Put the entries from the line containing "Where is each" through the line containing "uniform-sample-line — [230, 88, 571, 370]" into a JSON list of strings, one string per line and no strings for blank lines.

— Start of SUPPLIED MATERIAL —

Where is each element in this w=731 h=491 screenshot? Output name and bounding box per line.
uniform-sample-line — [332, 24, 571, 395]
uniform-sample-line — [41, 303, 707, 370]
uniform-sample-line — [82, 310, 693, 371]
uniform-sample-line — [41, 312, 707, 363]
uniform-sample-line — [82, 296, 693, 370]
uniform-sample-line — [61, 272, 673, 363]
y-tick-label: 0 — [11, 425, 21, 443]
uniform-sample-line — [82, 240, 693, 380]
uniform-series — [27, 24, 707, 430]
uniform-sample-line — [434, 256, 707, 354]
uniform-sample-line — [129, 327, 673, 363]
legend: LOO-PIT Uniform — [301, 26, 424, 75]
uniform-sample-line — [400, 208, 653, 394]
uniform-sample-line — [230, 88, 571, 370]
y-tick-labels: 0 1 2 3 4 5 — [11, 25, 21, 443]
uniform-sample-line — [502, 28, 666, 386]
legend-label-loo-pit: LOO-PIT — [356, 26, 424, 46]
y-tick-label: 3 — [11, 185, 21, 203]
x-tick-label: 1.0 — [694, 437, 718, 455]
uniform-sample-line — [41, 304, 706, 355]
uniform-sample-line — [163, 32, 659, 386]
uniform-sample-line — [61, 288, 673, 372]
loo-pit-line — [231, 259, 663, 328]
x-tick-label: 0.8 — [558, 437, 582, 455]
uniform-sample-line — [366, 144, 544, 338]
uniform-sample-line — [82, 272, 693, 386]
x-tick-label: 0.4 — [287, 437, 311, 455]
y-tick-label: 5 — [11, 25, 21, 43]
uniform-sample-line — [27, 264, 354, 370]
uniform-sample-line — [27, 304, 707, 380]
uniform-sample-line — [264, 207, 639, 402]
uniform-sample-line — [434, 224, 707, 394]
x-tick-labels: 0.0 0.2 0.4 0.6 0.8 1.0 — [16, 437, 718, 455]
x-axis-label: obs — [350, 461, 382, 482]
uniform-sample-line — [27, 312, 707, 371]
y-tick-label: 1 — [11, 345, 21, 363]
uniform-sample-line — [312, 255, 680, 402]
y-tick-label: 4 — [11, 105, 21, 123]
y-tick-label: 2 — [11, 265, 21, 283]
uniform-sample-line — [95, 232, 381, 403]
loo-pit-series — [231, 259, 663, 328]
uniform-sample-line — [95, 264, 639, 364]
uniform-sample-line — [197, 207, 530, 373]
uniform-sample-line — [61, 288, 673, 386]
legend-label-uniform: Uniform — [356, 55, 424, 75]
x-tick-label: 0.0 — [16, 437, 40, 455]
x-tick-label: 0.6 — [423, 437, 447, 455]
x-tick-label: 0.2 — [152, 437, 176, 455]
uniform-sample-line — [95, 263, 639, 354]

— End of SUPPLIED MATERIAL —
— Start of SUPPLIED MATERIAL —

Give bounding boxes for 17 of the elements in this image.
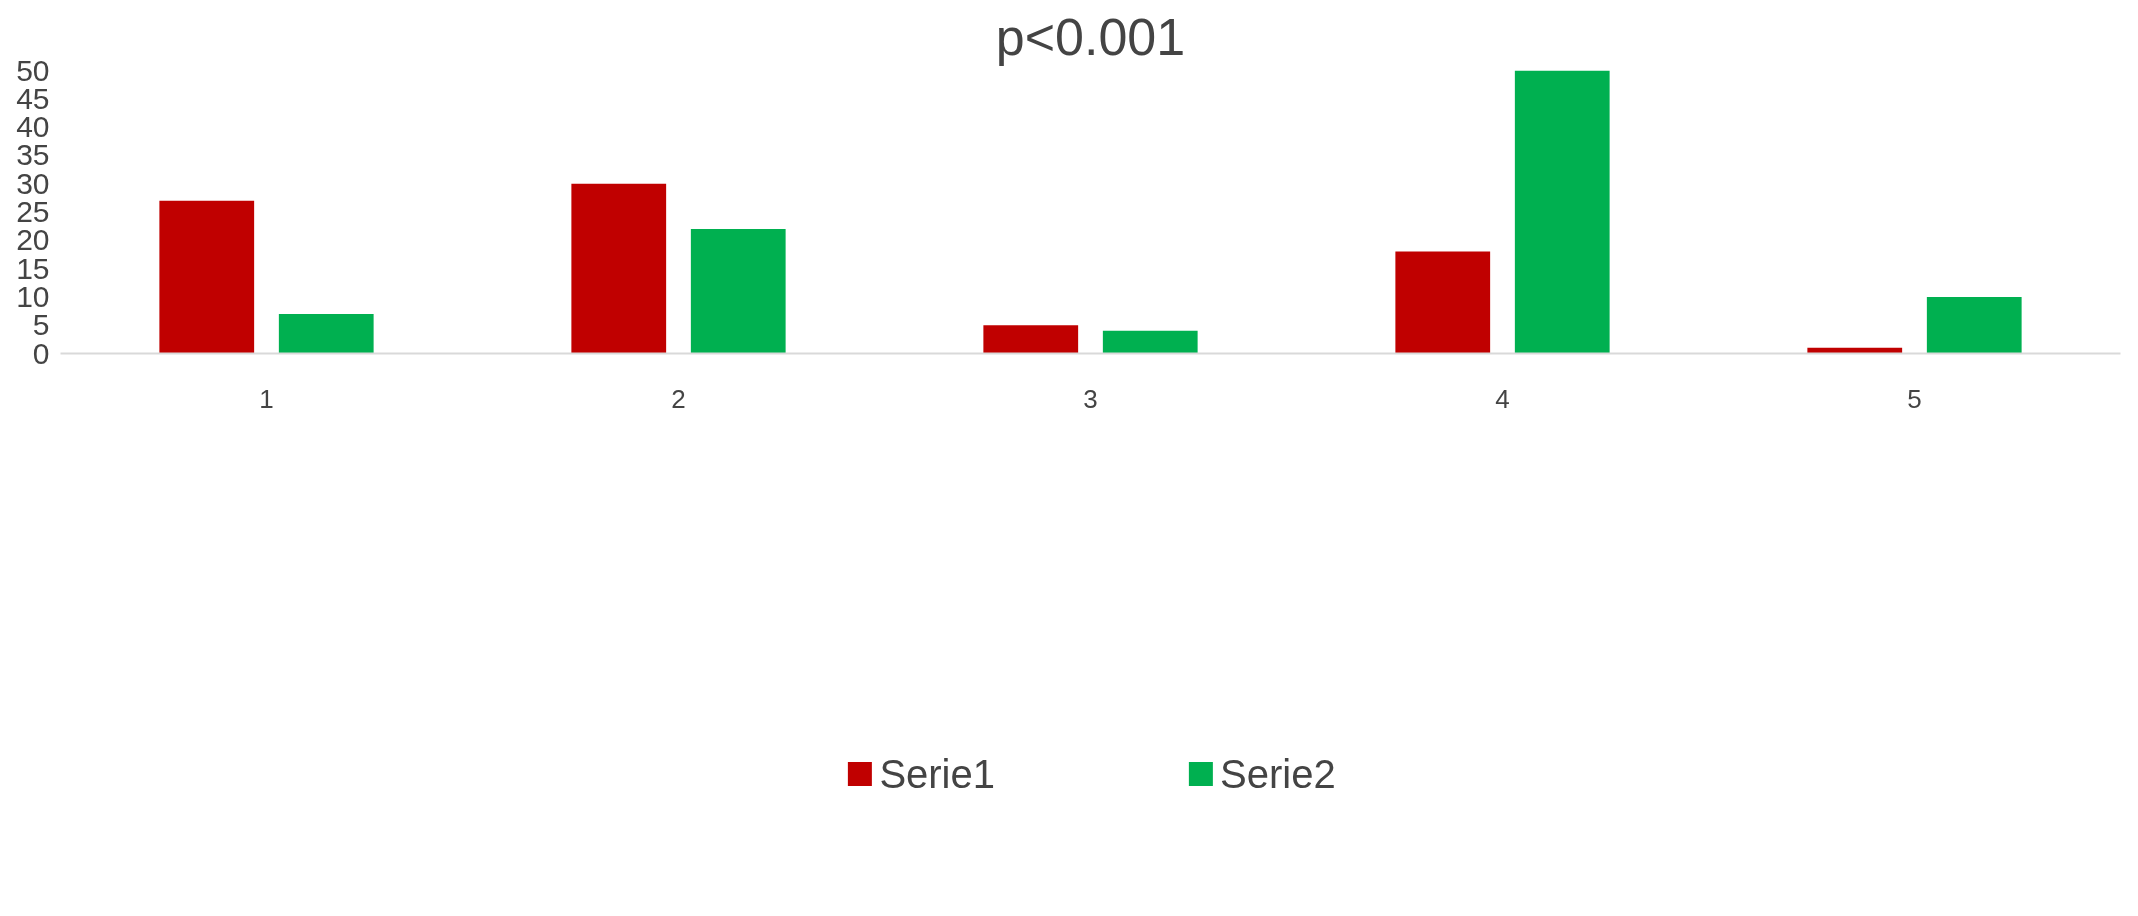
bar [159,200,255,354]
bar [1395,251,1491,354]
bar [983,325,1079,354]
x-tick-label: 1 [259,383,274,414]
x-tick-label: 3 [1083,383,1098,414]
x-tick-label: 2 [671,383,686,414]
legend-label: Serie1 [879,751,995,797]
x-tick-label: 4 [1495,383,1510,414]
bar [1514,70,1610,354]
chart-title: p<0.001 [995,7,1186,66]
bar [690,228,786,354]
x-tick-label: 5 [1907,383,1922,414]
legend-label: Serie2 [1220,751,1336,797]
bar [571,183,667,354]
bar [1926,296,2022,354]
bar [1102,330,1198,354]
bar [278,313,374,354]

— End of SUPPLIED MATERIAL —

> **RESPONSE BELOW**:
[
  "Where is each element in this w=731 h=491 screenshot? Output name and bounding box per line.",
  "uniform-sample-line — [332, 24, 571, 395]",
  "uniform-sample-line — [41, 303, 707, 370]",
  "uniform-sample-line — [82, 310, 693, 371]",
  "uniform-sample-line — [41, 312, 707, 363]",
  "uniform-sample-line — [82, 296, 693, 370]",
  "uniform-sample-line — [61, 272, 673, 363]",
  "y-tick-label: 0 — [11, 425, 21, 443]",
  "uniform-sample-line — [82, 240, 693, 380]",
  "uniform-series — [27, 24, 707, 430]",
  "uniform-sample-line — [434, 256, 707, 354]",
  "uniform-sample-line — [129, 327, 673, 363]",
  "legend: LOO-PIT Uniform — [301, 26, 424, 75]",
  "uniform-sample-line — [400, 208, 653, 394]",
  "uniform-sample-line — [230, 88, 571, 370]"
]